Give every line below again, exactly.

* **Extracted material**

+++

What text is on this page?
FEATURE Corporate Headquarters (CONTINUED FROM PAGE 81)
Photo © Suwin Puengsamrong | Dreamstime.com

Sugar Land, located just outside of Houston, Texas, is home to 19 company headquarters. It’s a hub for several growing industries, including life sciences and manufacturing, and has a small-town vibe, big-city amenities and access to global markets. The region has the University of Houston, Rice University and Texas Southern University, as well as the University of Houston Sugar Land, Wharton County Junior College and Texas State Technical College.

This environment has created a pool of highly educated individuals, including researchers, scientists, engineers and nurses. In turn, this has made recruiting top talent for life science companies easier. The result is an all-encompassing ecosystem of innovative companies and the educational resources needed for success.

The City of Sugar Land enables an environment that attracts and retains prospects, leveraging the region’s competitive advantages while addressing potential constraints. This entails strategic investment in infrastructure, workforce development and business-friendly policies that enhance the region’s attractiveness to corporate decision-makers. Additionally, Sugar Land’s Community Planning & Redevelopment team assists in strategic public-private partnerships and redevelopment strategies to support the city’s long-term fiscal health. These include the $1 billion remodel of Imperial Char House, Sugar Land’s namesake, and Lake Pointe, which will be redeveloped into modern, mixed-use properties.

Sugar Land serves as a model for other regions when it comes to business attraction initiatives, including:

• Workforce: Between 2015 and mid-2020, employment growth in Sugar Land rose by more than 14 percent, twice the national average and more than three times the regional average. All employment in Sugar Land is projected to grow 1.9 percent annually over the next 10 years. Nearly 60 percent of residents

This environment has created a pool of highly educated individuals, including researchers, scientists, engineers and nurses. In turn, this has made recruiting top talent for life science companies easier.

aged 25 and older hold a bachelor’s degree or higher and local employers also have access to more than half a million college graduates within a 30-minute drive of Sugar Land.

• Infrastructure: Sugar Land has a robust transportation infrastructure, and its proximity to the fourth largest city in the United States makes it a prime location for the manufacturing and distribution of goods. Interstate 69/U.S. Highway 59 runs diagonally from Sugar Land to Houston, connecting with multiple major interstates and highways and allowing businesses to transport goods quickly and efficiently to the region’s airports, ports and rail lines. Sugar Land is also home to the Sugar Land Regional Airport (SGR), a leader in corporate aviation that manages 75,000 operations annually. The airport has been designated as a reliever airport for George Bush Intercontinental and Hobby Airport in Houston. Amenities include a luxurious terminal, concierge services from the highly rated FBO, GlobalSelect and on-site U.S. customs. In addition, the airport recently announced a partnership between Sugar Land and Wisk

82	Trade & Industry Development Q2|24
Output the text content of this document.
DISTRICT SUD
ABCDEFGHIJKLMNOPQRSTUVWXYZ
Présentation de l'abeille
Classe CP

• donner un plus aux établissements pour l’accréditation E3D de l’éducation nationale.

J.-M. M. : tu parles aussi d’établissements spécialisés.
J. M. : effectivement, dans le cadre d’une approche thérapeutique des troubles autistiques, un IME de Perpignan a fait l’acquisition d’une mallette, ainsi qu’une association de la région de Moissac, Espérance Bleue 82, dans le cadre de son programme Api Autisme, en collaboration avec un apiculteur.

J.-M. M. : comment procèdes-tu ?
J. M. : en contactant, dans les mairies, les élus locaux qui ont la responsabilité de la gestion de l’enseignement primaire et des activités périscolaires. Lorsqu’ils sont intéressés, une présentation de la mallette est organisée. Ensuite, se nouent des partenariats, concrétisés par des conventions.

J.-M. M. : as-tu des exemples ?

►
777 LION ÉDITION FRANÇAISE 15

+++

* **Task result**
What text is on this page?
FEATURE Corporate Headquarters (CONTINUED FROM PAGE 81)
Photo © Suwin Puengsamrong | Dreamstime.com

Sugar Land, located just outside of Houston, Texas, is home to 19 company headquarters. It’s a hub for several growing industries, including life sciences and manufacturing, and has a small-town vibe, big-city amenities and access to global markets. The region has the University of Houston, Rice University and Texas Southern University, as well as the University of Houston Sugar Land, Wharton County Junior College and Texas State Technical College.

This environment has created a pool of highly educated individuals, including researchers, scientists, engineers and nurses. In turn, this has made recruiting top talent for life science companies easier. The result is an all-encompassing ecosystem of innovative companies and the educational resources needed for success.

The City of Sugar Land enables an environment that attracts and retains prospects, leveraging the region’s competitive advantages while addressing potential constraints. This entails strategic investment in infrastructure, workforce development and business-friendly policies that enhance the region’s attractiveness to corporate decision-makers. Additionally, Sugar Land’s Community Planning & Redevelopment team assists in strategic public-private partnerships and redevelopment strategies to support the city’s long-term fiscal health. These include the $1 billion remodel of Imperial Char House, Sugar Land’s namesake, and Lake Pointe, which will be redeveloped into modern, mixed-use properties.

Sugar Land serves as a model for other regions when it comes to business attraction initiatives, including:

• Workforce: Between 2015 and mid-2020, employment growth in Sugar Land rose by more than 14 percent, twice the national average and more than three times the regional average. All employment in Sugar Land is projected to grow 1.9 percent annually over the next 10 years. Nearly 60 percent of residents

This environment has created a pool of highly educated individuals, including researchers, scientists, engineers and nurses. In turn, this has made recruiting top talent for life science companies easier.

aged 25 and older hold a bachelor’s degree or higher and local employers also have access to more than half a million college graduates within a 30-minute drive of Sugar Land.

• Infrastructure: Sugar Land has a robust transportation infrastructure, and its proximity to the fourth largest city in the United States makes it a prime location for the manufacturing and distribution of goods. Interstate 69/U.S. Highway 59 runs diagonally from Sugar Land to Houston, connecting with multiple major interstates and highways and allowing businesses to transport goods quickly and efficiently to the region’s airports, ports and rail lines. Sugar Land is also home to the Sugar Land Regional Airport (SGR), a leader in corporate aviation that manages 75,000 operations annually. The airport has been designated as a reliever airport for George Bush Intercontinental and Hobby Airport in Houston. Amenities include a luxurious terminal, concierge services from the highly rated FBO, GlobalSelect and on-site U.S. customs. In addition, the airport recently announced a partnership between Sugar Land and Wisk

82	Trade & Industry Development Q2|24
Output the text content of this document.
DISTRICT SUD
ABCDEFGHIJKLMNOPQRSTUVWXYZ
Présentation de l'abeille
Classe CP

• donner un plus aux établissements pour l’accréditation E3D de l’éducation nationale.

J.-M. M. : tu parles aussi d’établissements spécialisés.
J. M. : effectivement, dans le cadre d’une approche thérapeutique des troubles autistiques, un IME de Perpignan a fait l’acquisition d’une mallette, ainsi qu’une association de la région de Moissac, Espérance Bleue 82, dans le cadre de son programme Api Autisme, en collaboration avec un apiculteur.

J.-M. M. : comment procèdes-tu ?
J. M. : en contactant, dans les mairies, les élus locaux qui ont la responsabilité de la gestion de l’enseignement primaire et des activités périscolaires. Lorsqu’ils sont intéressés, une présentation de la mallette est organisée. Ensuite, se nouent des partenariats, concrétisés par des conventions.

J.-M. M. : as-tu des exemples ?

►
777 LION ÉDITION FRANÇAISE 15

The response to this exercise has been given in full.